- WHAT NEEDS TO BE DONE
Could you give these lines again, substituting "value-label" for every "data-label", with nothing else changed and the pictures left out?

- RAW RECORDS
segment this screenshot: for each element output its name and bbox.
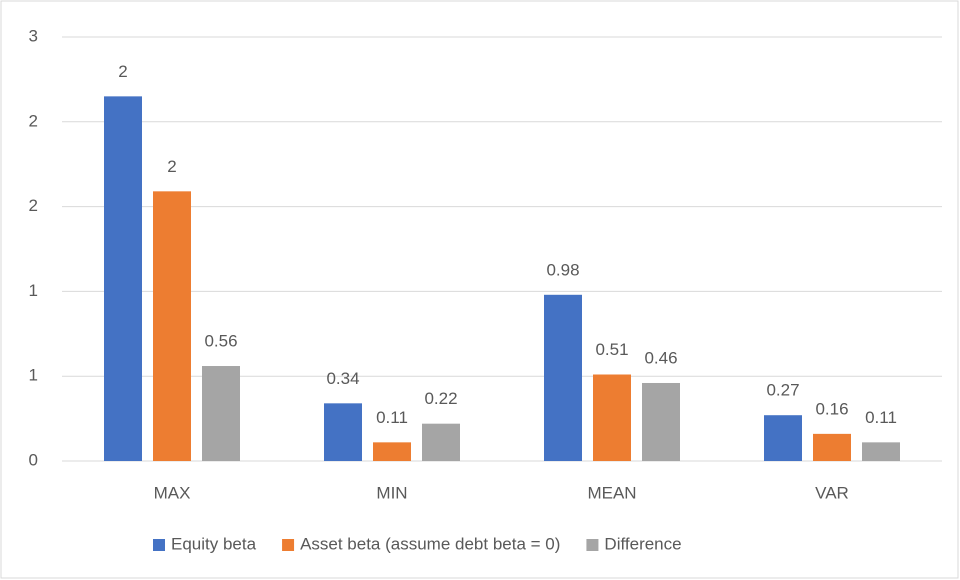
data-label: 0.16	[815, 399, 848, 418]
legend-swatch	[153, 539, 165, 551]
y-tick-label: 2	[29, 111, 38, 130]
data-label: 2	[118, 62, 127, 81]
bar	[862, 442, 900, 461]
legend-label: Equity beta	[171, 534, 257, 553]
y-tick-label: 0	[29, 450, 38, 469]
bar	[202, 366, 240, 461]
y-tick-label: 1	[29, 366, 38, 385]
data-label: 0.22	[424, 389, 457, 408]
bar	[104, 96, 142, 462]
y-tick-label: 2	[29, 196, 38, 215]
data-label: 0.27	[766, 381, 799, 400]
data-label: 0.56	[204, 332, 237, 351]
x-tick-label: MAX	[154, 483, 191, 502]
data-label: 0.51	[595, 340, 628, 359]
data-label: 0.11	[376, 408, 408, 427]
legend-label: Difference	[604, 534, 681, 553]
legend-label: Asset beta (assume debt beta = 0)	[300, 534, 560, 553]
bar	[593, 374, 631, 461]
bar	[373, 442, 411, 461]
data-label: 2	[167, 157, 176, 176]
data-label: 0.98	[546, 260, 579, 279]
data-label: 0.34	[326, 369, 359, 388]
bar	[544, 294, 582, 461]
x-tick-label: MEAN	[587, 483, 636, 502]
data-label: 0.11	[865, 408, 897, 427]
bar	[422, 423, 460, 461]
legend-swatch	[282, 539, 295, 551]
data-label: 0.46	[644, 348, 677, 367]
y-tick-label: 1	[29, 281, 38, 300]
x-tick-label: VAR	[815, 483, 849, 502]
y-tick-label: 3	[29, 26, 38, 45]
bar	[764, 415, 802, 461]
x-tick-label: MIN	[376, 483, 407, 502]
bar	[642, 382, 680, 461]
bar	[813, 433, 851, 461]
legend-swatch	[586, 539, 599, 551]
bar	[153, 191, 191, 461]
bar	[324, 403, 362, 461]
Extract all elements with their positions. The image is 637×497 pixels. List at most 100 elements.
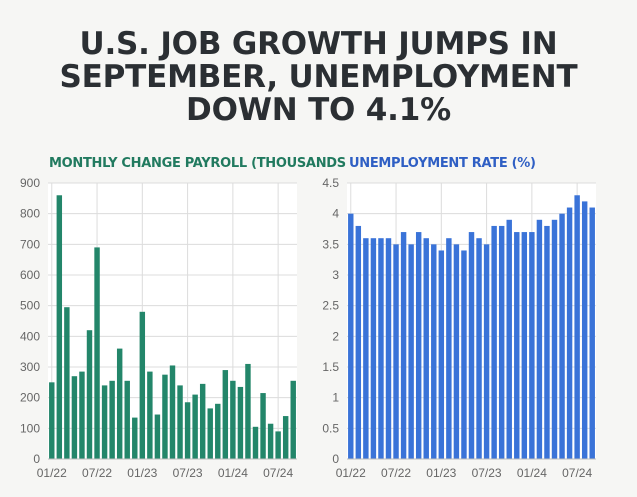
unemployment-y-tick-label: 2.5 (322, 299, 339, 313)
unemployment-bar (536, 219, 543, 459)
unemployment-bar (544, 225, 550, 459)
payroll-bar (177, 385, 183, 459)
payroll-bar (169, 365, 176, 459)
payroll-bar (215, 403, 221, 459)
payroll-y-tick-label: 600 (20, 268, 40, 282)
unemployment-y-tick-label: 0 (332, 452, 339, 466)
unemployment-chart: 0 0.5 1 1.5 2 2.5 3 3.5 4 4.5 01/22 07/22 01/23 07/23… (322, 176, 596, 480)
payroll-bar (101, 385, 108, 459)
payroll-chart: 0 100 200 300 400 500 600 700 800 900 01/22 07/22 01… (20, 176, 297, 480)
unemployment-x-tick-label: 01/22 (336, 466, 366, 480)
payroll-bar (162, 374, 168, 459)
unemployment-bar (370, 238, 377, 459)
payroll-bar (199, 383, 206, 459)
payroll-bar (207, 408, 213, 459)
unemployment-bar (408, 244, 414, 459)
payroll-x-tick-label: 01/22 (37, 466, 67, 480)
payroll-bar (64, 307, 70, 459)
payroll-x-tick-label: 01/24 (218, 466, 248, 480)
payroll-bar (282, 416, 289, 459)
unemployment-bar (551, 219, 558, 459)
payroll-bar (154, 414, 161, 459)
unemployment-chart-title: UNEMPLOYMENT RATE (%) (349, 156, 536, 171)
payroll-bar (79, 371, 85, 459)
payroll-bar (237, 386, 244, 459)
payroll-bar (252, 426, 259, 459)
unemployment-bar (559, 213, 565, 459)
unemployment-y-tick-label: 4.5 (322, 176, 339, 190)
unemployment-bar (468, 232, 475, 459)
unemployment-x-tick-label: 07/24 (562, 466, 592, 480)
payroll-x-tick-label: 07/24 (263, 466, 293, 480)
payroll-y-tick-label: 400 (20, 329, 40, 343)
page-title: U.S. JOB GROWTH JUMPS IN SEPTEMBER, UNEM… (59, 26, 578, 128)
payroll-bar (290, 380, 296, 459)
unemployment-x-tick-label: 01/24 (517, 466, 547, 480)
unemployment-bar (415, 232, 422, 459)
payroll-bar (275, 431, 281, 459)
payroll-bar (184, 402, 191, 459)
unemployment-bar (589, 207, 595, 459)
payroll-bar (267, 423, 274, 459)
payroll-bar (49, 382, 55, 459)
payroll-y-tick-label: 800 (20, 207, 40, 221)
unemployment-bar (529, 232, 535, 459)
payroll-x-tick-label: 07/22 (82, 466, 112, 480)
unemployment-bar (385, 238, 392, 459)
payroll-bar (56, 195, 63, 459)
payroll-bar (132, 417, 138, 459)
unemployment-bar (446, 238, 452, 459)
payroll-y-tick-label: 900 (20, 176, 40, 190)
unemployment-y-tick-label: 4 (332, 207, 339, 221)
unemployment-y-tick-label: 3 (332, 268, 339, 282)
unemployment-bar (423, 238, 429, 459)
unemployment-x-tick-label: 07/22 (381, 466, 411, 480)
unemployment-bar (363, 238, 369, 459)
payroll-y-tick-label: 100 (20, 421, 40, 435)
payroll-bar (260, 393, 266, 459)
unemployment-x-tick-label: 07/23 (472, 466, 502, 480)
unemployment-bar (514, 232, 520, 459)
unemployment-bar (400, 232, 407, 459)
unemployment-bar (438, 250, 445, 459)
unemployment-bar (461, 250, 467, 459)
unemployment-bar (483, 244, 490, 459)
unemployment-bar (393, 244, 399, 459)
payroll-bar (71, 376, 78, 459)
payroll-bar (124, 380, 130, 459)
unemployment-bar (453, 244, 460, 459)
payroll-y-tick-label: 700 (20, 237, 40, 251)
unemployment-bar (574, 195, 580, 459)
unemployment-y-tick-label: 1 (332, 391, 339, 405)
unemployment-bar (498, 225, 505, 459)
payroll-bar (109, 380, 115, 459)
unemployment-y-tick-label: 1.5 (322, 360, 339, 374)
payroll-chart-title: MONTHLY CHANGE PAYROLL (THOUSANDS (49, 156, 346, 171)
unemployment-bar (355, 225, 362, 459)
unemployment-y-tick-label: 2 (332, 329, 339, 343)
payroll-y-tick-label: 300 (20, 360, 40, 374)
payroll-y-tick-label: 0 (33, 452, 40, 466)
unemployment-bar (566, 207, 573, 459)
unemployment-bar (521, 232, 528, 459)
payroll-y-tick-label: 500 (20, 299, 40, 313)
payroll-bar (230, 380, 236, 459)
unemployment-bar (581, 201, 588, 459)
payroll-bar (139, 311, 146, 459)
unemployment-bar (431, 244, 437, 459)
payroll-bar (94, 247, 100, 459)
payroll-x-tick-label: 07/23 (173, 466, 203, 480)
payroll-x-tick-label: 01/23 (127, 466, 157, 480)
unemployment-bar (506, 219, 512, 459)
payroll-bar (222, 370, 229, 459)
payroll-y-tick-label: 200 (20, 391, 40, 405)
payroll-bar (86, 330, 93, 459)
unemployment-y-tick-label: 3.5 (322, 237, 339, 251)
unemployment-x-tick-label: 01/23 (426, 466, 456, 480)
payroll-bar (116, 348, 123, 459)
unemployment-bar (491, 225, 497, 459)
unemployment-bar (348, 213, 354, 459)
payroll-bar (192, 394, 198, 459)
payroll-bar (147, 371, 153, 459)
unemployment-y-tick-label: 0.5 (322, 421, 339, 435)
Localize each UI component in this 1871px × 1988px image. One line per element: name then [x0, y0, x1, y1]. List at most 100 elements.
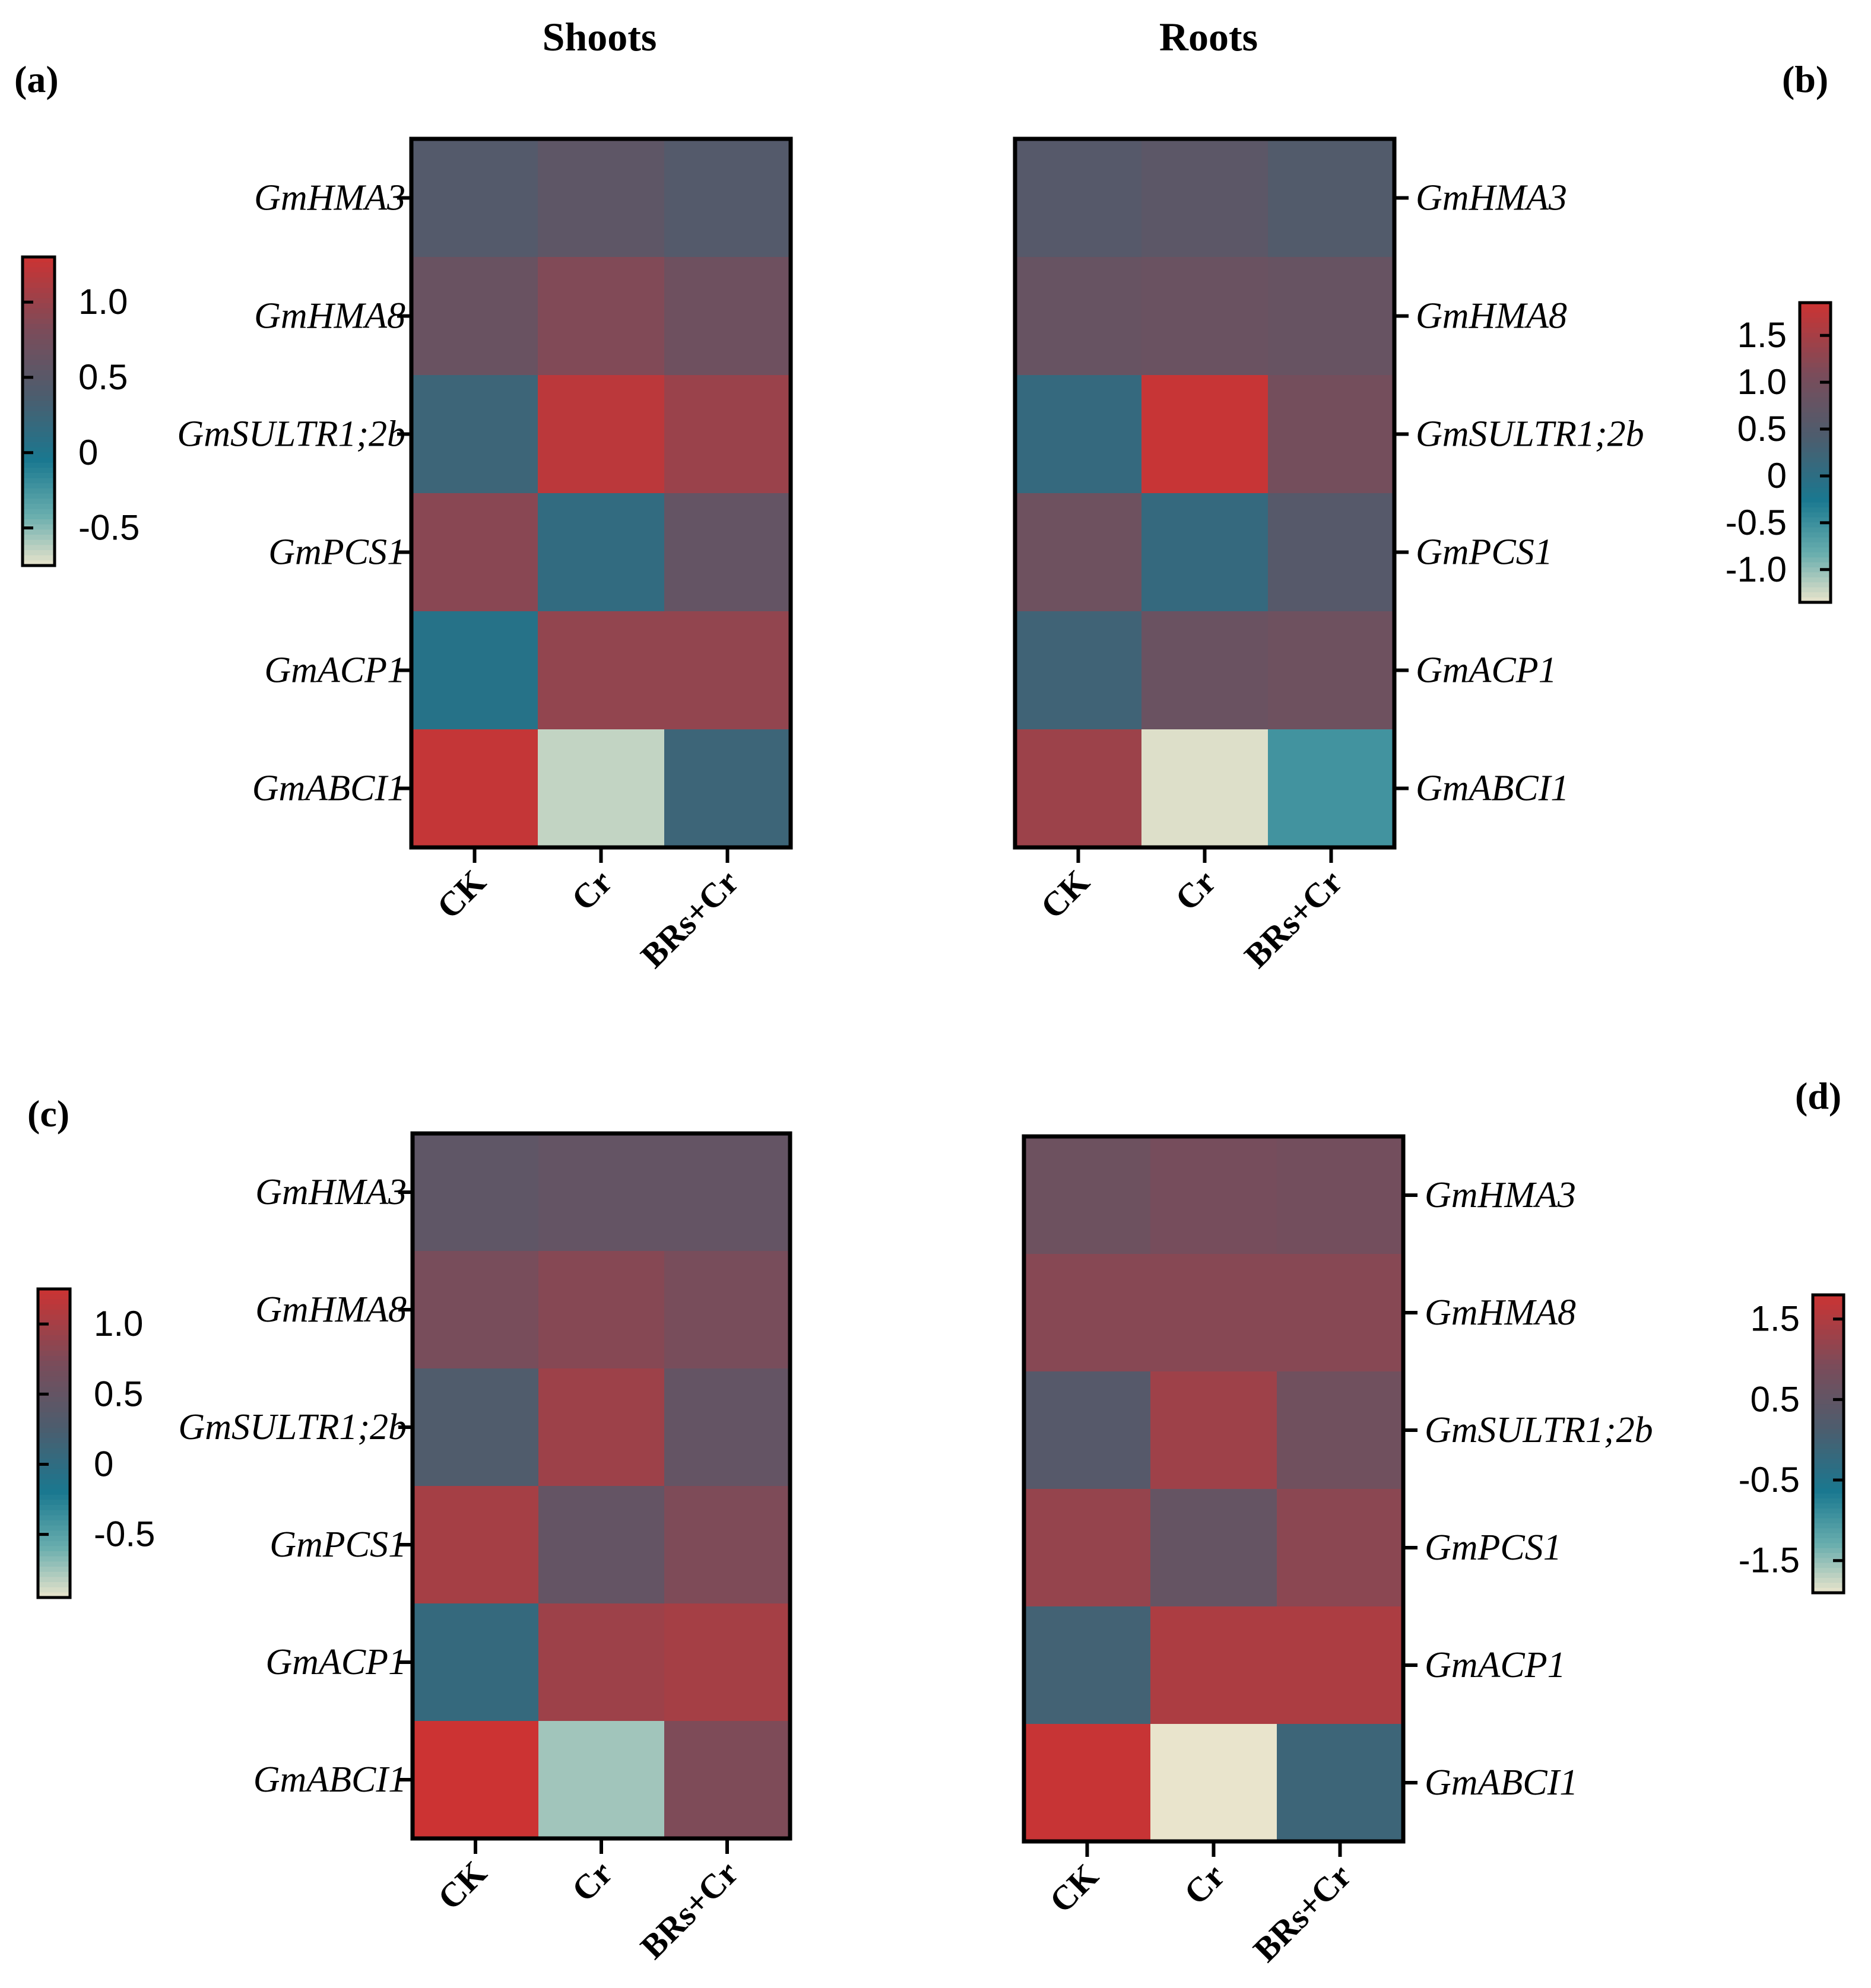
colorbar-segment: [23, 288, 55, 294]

- COMPLETE OUTPUT
segment this screenshot: for each element output its name and bbox.
value-label: 0.16	[815, 399, 848, 418]
legend-swatch	[153, 539, 165, 551]
y-tick-label: 2	[29, 111, 38, 130]
value-label: 2	[118, 62, 127, 81]
bar	[862, 442, 900, 461]
legend-label: Equity beta	[171, 534, 257, 553]
y-tick-label: 0	[29, 450, 38, 469]
bar	[202, 366, 240, 461]
y-tick-label: 1	[29, 366, 38, 385]
value-label: 0.22	[424, 389, 457, 408]
bar	[104, 96, 142, 462]
y-tick-label: 2	[29, 196, 38, 215]
value-label: 0.27	[766, 381, 799, 400]
value-label: 0.56	[204, 332, 237, 351]
x-tick-label: MAX	[154, 483, 191, 502]
value-label: 0.51	[595, 340, 628, 359]
value-label: 0.11	[376, 408, 408, 427]
legend-label: Difference	[604, 534, 681, 553]
legend-label: Asset beta (assume debt beta = 0)	[300, 534, 560, 553]
bar	[593, 374, 631, 461]
bar	[373, 442, 411, 461]
value-label: 2	[167, 157, 176, 176]
value-label: 0.98	[546, 260, 579, 279]
value-label: 0.34	[326, 369, 359, 388]
bar	[544, 294, 582, 461]
x-tick-label: MEAN	[587, 483, 636, 502]
value-label: 0.11	[865, 408, 897, 427]
bar	[422, 423, 460, 461]
legend-swatch	[282, 539, 295, 551]
value-label: 0.46	[644, 348, 677, 367]
y-tick-label: 1	[29, 281, 38, 300]
x-tick-label: VAR	[815, 483, 849, 502]
y-tick-label: 3	[29, 26, 38, 45]
bar	[764, 415, 802, 461]
x-tick-label: MIN	[376, 483, 407, 502]
bar	[642, 382, 680, 461]
bar	[813, 433, 851, 461]
legend-swatch	[586, 539, 599, 551]
bar	[153, 191, 191, 461]
bar	[324, 403, 362, 461]
Extract all elements with their positions. The image is 637×497 pixels. List at most 100 elements.
unemployment-y-tick-label: 2.5 (322, 299, 339, 313)
unemployment-bar (536, 219, 543, 459)
unemployment-bar (544, 225, 550, 459)
payroll-bar (177, 385, 183, 459)
payroll-bar (169, 365, 176, 459)
payroll-bar (215, 403, 221, 459)
payroll-y-tick-label: 600 (20, 268, 40, 282)
unemployment-y-tick-label: 0 (332, 452, 339, 466)
unemployment-chart: 0 0.5 1 1.5 2 2.5 3 3.5 4 4.5 01/22 07/22 01/23 07/23… (322, 176, 596, 480)
payroll-bar (101, 385, 108, 459)
payroll-chart: 0 100 200 300 400 500 600 700 800 900 01/22 07/22 01… (20, 176, 297, 480)
unemployment-x-tick-label: 01/22 (336, 466, 366, 480)
payroll-bar (162, 374, 168, 459)
unemployment-bar (370, 238, 377, 459)
payroll-bar (199, 383, 206, 459)
payroll-bar (207, 408, 213, 459)
unemployment-bar (408, 244, 414, 459)
payroll-x-tick-label: 01/22 (37, 466, 67, 480)
payroll-bar (64, 307, 70, 459)
payroll-x-tick-label: 01/24 (218, 466, 248, 480)
payroll-bar (282, 416, 289, 459)
unemployment-bar (551, 219, 558, 459)
payroll-bar (154, 414, 161, 459)
unemployment-chart-title: UNEMPLOYMENT RATE (%) (349, 156, 536, 171)
payroll-bar (79, 371, 85, 459)
payroll-bar (237, 386, 244, 459)
payroll-bar (252, 426, 259, 459)
unemployment-bar (559, 213, 565, 459)
unemployment-y-tick-label: 4.5 (322, 176, 339, 190)
unemployment-bar (468, 232, 475, 459)
unemployment-x-tick-label: 07/24 (562, 466, 592, 480)
payroll-x-tick-label: 07/24 (263, 466, 293, 480)
payroll-y-tick-label: 400 (20, 329, 40, 343)
page-title: U.S. JOB GROWTH JUMPS IN SEPTEMBER, UNEM… (59, 26, 578, 128)
payroll-bar (290, 380, 296, 459)
unemployment-x-tick-label: 01/24 (517, 466, 547, 480)
unemployment-bar (415, 232, 422, 459)
payroll-bar (275, 431, 281, 459)
payroll-bar (184, 402, 191, 459)
unemployment-bar (589, 207, 595, 459)
payroll-bar (267, 423, 274, 459)
payroll-bar (49, 382, 55, 459)
payroll-y-tick-label: 800 (20, 207, 40, 221)
unemployment-bar (529, 232, 535, 459)
payroll-x-tick-label: 07/22 (82, 466, 112, 480)
unemployment-bar (385, 238, 392, 459)
payroll-bar (56, 195, 63, 459)
payroll-bar (132, 417, 138, 459)
unemployment-bar (446, 238, 452, 459)
payroll-y-tick-label: 900 (20, 176, 40, 190)
unemployment-y-tick-label: 4 (332, 207, 339, 221)
unemployment-y-tick-label: 3 (332, 268, 339, 282)
unemployment-bar (423, 238, 429, 459)
unemployment-x-tick-label: 07/22 (381, 466, 411, 480)
unemployment-bar (363, 238, 369, 459)
payroll-y-tick-label: 100 (20, 421, 40, 435)
payroll-bar (260, 393, 266, 459)
unemployment-x-tick-label: 07/23 (472, 466, 502, 480)
unemployment-bar (514, 232, 520, 459)
unemployment-bar (400, 232, 407, 459)
unemployment-bar (438, 250, 445, 459)
unemployment-bar (461, 250, 467, 459)
unemployment-bar (483, 244, 490, 459)
unemployment-bar (393, 244, 399, 459)
payroll-bar (71, 376, 78, 459)
payroll-bar (124, 380, 130, 459)
unemployment-bar (453, 244, 460, 459)
payroll-y-tick-label: 700 (20, 237, 40, 251)
unemployment-bar (574, 195, 580, 459)
unemployment-y-tick-label: 1 (332, 391, 339, 405)
unemployment-bar (498, 225, 505, 459)
payroll-bar (109, 380, 115, 459)
unemployment-y-tick-label: 1.5 (322, 360, 339, 374)
payroll-chart-title: MONTHLY CHANGE PAYROLL (THOUSANDS (49, 156, 346, 171)
unemployment-bar (355, 225, 362, 459)
unemployment-y-tick-label: 2 (332, 329, 339, 343)
payroll-y-tick-label: 300 (20, 360, 40, 374)
payroll-y-tick-label: 0 (33, 452, 40, 466)
unemployment-bar (566, 207, 573, 459)
unemployment-bar (521, 232, 528, 459)
payroll-y-tick-label: 500 (20, 299, 40, 313)
payroll-bar (230, 380, 236, 459)
unemployment-bar (581, 201, 588, 459)
payroll-bar (139, 311, 146, 459)
unemployment-bar (431, 244, 437, 459)
payroll-bar (94, 247, 100, 459)
payroll-x-tick-label: 07/23 (173, 466, 203, 480)
payroll-x-tick-label: 01/23 (127, 466, 157, 480)
unemployment-bar (506, 219, 512, 459)
payroll-bar (222, 370, 229, 459)
payroll-y-tick-label: 200 (20, 391, 40, 405)
payroll-bar (86, 330, 93, 459)
unemployment-y-tick-label: 3.5 (322, 237, 339, 251)
unemployment-x-tick-label: 01/23 (426, 466, 456, 480)
payroll-bar (116, 348, 123, 459)
unemployment-bar (491, 225, 497, 459)
unemployment-bar (348, 213, 354, 459)
payroll-bar (192, 394, 198, 459)
payroll-bar (147, 371, 153, 459)
unemployment-y-tick-label: 0.5 (322, 421, 339, 435)
Localize each UI component in this 1871px × 1988px image. One line per element: name then [x0, y0, x1, y1]. List at most 100 elements.
colorbar-segment: [23, 288, 55, 294]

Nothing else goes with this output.